**Passage provided**:
★ ★ ★

Professor of medicine in Uganda

Nelson Kawulukusi Sewankambo is a Ugandan physician, academician, medical researcher, and medical administrator. He is a professor of medicine and former principal of the Makerere University College of Health Sciences, a semi-autonomous constituent college of Makerere University.

==Background==
Sewankambo was born at Mulago Hospital, in Kampala, Uganda's capital city, in 1951.

==Education==
Sewankambo was educated at Namilyango College, an all-boys residential middle and high school (grades eight to thirteen) located in Mukono District, from 1965 until 1970. In 1971, he entered the Makerere University School of Medicine, where he obtained a degree of Bachelor of Medicine and Bachelor of Surgery, graduating in 1976. He went on to obtain a Master of Medicine degree, specializing in Internal Medicine, also from Makerere in the early 1980s. He later obtained a Master of Science degree in Clinical Epidemiology, from McMaster University in Hamilton, Ontario, Canada. He is a Fellow of the Royal College of Physicians. He was later awarded an honorary degree of Doctor of Laws by McMaster University.

★ ★ ★

**What is expected**:
List every degree that the biography of Nelson Sewankambo says he obtained or was awarded.

★ ★ ★

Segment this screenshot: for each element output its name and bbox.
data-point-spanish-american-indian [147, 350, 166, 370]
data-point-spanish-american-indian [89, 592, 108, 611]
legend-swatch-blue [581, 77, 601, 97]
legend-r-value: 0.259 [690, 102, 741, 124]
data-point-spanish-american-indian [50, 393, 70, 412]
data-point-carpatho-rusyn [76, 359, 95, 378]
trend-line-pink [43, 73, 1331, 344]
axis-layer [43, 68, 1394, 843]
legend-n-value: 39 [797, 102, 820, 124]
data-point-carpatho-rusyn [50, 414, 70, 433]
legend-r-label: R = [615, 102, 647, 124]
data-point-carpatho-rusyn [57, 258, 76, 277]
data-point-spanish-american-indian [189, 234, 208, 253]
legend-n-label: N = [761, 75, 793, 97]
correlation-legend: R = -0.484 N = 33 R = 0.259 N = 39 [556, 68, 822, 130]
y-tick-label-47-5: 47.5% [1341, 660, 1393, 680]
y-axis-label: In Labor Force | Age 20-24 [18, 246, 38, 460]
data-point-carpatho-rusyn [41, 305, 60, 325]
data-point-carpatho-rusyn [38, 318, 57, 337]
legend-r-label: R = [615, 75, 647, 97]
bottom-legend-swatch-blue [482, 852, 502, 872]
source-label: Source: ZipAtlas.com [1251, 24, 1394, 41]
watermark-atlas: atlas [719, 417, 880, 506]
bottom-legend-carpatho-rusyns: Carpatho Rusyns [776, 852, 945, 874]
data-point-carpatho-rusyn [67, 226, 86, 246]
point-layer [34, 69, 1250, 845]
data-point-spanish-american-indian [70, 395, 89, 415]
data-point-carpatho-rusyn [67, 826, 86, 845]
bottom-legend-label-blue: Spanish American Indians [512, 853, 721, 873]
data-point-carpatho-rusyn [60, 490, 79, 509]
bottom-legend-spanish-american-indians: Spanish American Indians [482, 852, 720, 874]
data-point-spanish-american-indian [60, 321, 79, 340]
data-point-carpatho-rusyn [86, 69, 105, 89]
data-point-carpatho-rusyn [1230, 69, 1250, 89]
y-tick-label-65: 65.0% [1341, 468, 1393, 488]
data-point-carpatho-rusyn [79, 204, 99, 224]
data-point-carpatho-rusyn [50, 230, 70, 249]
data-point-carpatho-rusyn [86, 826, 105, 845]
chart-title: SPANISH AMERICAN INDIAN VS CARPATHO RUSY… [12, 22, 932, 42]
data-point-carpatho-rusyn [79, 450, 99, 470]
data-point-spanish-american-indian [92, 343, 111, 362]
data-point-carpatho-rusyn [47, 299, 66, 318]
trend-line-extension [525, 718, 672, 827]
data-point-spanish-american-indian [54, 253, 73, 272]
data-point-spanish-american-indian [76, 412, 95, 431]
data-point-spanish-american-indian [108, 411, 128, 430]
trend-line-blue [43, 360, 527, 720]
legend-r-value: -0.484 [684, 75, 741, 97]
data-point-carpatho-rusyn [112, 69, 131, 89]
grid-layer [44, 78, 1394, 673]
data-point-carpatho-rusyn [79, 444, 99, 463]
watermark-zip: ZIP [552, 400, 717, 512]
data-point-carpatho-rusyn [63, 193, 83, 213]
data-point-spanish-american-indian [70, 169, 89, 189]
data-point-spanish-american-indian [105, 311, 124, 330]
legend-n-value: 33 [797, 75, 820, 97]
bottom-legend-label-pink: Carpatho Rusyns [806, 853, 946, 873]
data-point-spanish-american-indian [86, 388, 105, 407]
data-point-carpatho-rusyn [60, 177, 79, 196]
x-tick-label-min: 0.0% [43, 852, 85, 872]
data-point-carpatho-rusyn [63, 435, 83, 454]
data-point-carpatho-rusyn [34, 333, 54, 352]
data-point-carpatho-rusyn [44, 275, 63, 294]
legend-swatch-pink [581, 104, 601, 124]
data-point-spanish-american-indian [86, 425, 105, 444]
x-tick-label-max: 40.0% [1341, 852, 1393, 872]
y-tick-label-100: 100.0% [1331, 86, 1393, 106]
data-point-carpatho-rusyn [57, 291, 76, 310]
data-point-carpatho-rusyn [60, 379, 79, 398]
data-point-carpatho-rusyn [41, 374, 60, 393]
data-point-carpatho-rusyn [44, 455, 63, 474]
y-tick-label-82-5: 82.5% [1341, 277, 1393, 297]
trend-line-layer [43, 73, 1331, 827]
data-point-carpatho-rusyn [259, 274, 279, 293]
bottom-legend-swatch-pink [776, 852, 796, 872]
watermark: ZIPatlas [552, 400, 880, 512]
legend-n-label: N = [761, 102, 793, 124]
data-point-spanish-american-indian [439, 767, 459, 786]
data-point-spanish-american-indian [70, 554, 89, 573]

★ ★ ★

**Solution below**:
- Bachelor of Medicine and Bachelor of Surgery (Makerere University School of Medicine)
- Master of Medicine, specializing in Internal Medicine (Makerere)
- Master of Science in Clinical Epidemiology (McMaster University)
- Honorary Doctor of Laws (McMaster University)